• Written instruction A:
According to the review of the Sherlock Holmes film below, what vehicle do Watson and Holmes ride in place of a horse-drawn coach?

• Page text:

|---|

See the complete Episode 2 here, at Film Annex.

The Twentieth Century Approaches adapts, in order, “The Adventure of the Engineer’s Thumb,” “The Adventure of the Second Stain,” “The Adventure of the Bruce-Partington Plans” and “His Last Bow.”  Maslennikov removes the chronological distance between these stories and amends “The Adventure of the Engineer’s Thumb” to compliment the remaining tales of spies and covert operations (making the counterfeiting scheme of “The Adventure of the Engineer’s Thumb” a foreign plot to undermine British currency).  The film opens with a young engineer, Victor Hatherley, nearly losing his life while consulting in confidence on a damaged hydraulic press.  Hatherley loses his thumb during his escape and eventually arrives at the door of Dr. Watson and Mary Morstan for treatment.  Aroused by the suspicious circumstances described by Hatherley, Watson travels to a remote coastal home where a retired Sherlock Holmes lives under an alias.  Together, Holmes and Watson discover the location of the press, having now burned down, and determine that the press was used to produce counterfeit coins.  From there, the duo consult on the disappearance of diplomatic correspondence from a government dispatch box, investigate the death of a young government clerk and the loss 3 missing pages of submarine plans, and break up a German operation funneling confidential British intelligence back to the continent, this last adventure returning them to Holmes’s retired identity and explaining his unusual behaviour near the beginning of episode 1.

This final entry in the Sherlock Holmes cycle has a decidedly different flavour than the previous episodes.  While still rooted in mysterious murders and blackmail plots, the stakes of The Twentieth Century Approaches are elevated beyond threatened inheritances, marital scandal, and criminal enrichment.  Holmes and Watson now find themselves preserving the national security in an ever-shrinking world.  Maslennikov represents these changes with a host of amendments to the aesthetic of the series.  Gone is the opening credit footage of hidden messages and decoded symbologies, replaced with early film footage of bustling streets, motor vehicles, and military parades, the mechanical reproduction of these scenes emphasized by tinting, visual effects, and negative images.  Other details proliferate – Mycroft’s office is no longer solemn enclave of silence but now a hub telecommunications including telegraphs, phones, ticker tape machines, and other technologies, Watson and Holmes ride around on a motorcycle with a sidecar rather than in a horse-drawn coach, state secrets are smuggled out of the country by airplane.  There is a clamour and a pressure to this world that is not present in the other films, invading the domestic space of Watson’s marital home and the pastoral comfort of Holmes’s rural life.  Yet while Maslennikov portrays the elevated arousal of life at the tail end of classical modernity as tense and dangerous (what with the threat of the continent falling into war), he also finds the playful side of this changing world in an ostentatious conclusion to the series, recasting the recurring final image of Holmes and Watson sitting facing the fire to them sitting facing a film of a couple dancing together, the sound of the projector starting and running making the technology obvious and present.  It is a new era and a new medium, one that would both end their adventures as originally conceived and perpetuate their legend forevermore.

|---|

• Dataset excerpts:

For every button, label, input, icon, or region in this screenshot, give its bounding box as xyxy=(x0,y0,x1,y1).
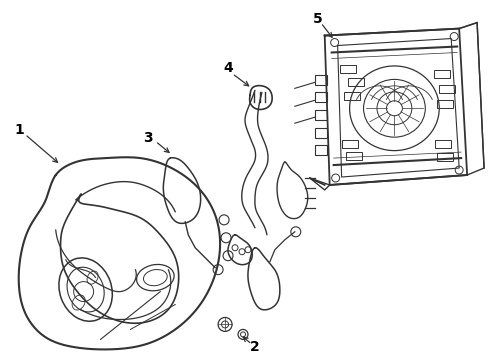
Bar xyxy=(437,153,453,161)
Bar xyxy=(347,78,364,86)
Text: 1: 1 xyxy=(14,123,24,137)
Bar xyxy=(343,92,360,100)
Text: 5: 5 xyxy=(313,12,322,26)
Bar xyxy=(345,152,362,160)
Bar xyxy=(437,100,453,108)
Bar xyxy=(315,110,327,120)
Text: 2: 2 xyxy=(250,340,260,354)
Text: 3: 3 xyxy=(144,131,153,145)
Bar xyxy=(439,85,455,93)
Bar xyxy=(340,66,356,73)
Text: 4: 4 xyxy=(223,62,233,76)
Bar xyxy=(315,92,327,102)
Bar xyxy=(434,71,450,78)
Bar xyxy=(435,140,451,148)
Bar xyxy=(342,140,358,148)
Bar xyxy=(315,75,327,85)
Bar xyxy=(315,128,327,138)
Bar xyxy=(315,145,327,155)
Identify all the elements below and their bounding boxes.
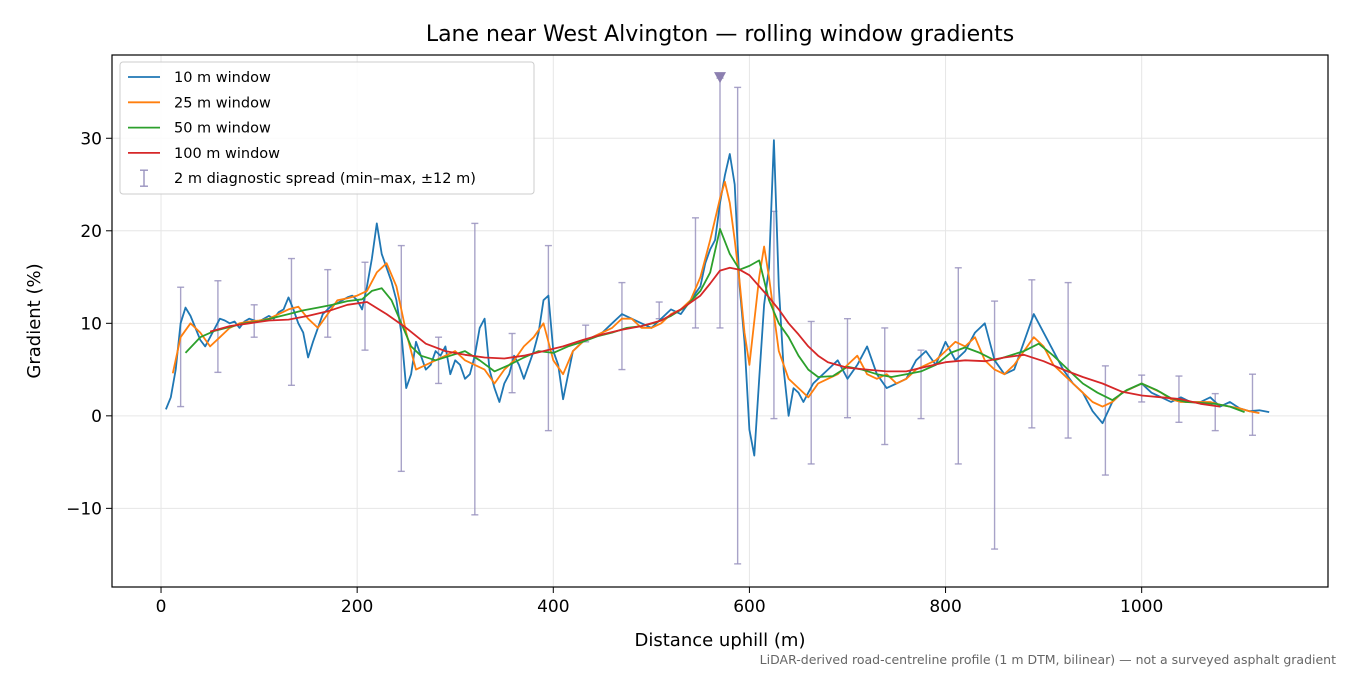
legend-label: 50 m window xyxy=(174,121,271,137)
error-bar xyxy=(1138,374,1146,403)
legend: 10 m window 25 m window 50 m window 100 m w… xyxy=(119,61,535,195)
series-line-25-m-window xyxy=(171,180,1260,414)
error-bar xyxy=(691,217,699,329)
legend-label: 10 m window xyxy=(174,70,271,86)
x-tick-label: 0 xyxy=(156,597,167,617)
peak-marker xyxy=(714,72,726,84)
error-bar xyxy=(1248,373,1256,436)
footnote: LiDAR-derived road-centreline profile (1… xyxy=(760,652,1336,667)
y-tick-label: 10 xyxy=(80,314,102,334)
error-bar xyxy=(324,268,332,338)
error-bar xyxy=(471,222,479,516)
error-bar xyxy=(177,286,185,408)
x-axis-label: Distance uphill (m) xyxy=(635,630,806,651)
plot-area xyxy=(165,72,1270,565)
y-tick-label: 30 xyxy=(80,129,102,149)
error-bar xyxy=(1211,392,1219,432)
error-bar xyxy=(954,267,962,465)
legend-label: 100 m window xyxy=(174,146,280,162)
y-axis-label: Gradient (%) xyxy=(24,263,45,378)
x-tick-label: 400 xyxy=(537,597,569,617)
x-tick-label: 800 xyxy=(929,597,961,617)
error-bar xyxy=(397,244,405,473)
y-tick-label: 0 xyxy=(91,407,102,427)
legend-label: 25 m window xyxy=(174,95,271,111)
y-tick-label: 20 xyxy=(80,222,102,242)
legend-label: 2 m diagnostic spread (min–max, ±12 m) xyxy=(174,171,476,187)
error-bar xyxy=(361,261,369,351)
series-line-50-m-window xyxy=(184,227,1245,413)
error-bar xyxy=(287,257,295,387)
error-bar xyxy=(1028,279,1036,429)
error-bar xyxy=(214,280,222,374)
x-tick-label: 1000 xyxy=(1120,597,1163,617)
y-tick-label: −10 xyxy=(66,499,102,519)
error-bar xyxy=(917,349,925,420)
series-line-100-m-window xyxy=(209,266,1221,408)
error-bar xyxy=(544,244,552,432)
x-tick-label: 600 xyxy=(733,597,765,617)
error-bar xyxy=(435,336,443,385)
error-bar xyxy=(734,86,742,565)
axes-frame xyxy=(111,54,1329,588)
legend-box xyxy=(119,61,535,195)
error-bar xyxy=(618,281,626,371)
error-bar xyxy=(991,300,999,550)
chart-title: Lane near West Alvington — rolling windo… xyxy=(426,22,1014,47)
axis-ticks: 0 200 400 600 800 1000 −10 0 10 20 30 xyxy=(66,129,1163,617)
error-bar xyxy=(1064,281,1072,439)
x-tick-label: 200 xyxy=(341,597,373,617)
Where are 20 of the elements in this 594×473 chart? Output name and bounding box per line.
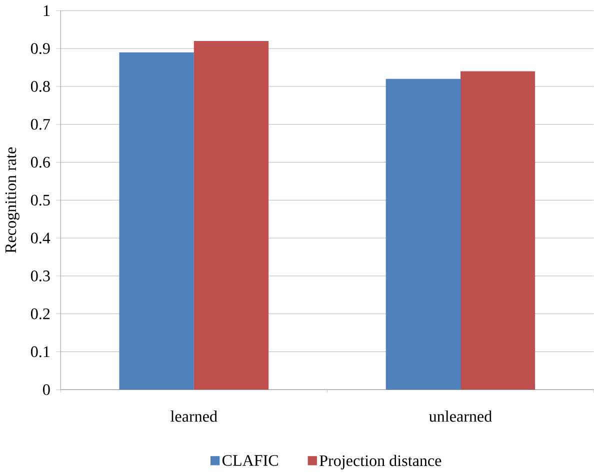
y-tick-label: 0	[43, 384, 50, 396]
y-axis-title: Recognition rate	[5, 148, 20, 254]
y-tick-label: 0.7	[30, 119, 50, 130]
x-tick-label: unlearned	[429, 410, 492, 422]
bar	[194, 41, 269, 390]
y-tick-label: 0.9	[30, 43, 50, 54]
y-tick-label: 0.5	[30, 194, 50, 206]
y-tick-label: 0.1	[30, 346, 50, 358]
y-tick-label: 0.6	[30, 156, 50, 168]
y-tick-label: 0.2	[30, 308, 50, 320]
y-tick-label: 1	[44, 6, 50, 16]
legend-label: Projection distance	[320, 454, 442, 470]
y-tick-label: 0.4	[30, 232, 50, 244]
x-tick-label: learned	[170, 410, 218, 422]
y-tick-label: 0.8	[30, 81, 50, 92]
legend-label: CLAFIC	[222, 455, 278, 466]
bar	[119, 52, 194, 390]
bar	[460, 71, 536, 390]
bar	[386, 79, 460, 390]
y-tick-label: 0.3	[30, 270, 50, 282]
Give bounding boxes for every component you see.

|---|

• Written instruction B:
Give the listing lines from the line containing "legend-label: 50 m" through the line containing "Where are 20", inclusive, as a numbered list with blank lines left out.

• Problem solution A:
A motorcycle with a sidecar.

• Problem solution B:
1. legend-label: 50 m window xyxy=(174,121,271,137)
2. error-bar xyxy=(1138,374,1146,403)
3. legend: 10 m window 25 m window 50 m window 100 m w… xyxy=(119,61,535,195)
4. series-line-25-m-window xyxy=(171,180,1260,414)
5. error-bar xyxy=(691,217,699,329)
6. legend-label: 10 m window xyxy=(174,70,271,86)
7. x-tick-label: 0 xyxy=(156,597,167,617)
8. peak-marker xyxy=(714,72,726,84)
9. error-bar xyxy=(1248,373,1256,436)
10. footnote: LiDAR-derived road-centreline profile (1… xyxy=(760,652,1336,667)
11. y-tick-label: 10 xyxy=(80,314,102,334)
12. error-bar xyxy=(324,268,332,338)
13. error-bar xyxy=(471,222,479,516)
14. error-bar xyxy=(177,286,185,408)
15. x-axis-label: Distance uphill (m) xyxy=(635,630,806,651)
16. plot-area xyxy=(165,72,1270,565)
17. y-tick-label: 30 xyxy=(80,129,102,149)
18. error-bar xyxy=(1211,392,1219,432)
19. error-bar xyxy=(954,267,962,465)
20. legend-label: 100 m window xyxy=(174,146,280,162)
21. y-axis-label: Gradient (%) xyxy=(24,263,45,378)
22. x-tick-label: 400 xyxy=(537,597,569,617)
23. x-tick-label: 800 xyxy=(929,597,961,617)
24. error-bar xyxy=(397,244,405,473)
25. y-tick-label: 0 xyxy=(91,407,102,427)
26. legend-label: 25 m window xyxy=(174,95,271,111)
27. y-tick-label: 20 xyxy=(80,222,102,242)
28. legend-label: 2 m diagnostic spread (min–max, ±12 m) xyxy=(174,171,476,187)
29. error-bar xyxy=(361,261,369,351)
30. series-line-50-m-window xyxy=(184,227,1245,413)
31. error-bar xyxy=(287,257,295,387)
32. error-bar xyxy=(1028,279,1036,429)
33. error-bar xyxy=(214,280,222,374)
34. x-tick-label: 1000 xyxy=(1120,597,1163,617)
35. y-tick-label: −10 xyxy=(66,499,102,519)
36. error-bar xyxy=(917,349,925,420)
37. series-line-100-m-window xyxy=(209,266,1221,408)
38. error-bar xyxy=(544,244,552,432)
39. x-tick-label: 600 xyxy=(733,597,765,617)
40. error-bar xyxy=(435,336,443,385)
41. error-bar xyxy=(734,86,742,565)
42. axes-frame xyxy=(111,54,1329,588)
43. legend-box xyxy=(119,61,535,195)
44. error-bar xyxy=(618,281,626,371)
45. error-bar xyxy=(991,300,999,550)
46. chart-title: Lane near West Alvington — rolling windo… xyxy=(426,22,1014,47)
47. axis-ticks: 0 200 400 600 800 1000 −10 0 10 20 30 xyxy=(66,129,1163,617)
48. error-bar xyxy=(1064,281,1072,439)
49. x-tick-label: 200 xyxy=(341,597,373,617)
50. Where are 20 of the elements in this 594×473 chart? Output name and bounding box per line.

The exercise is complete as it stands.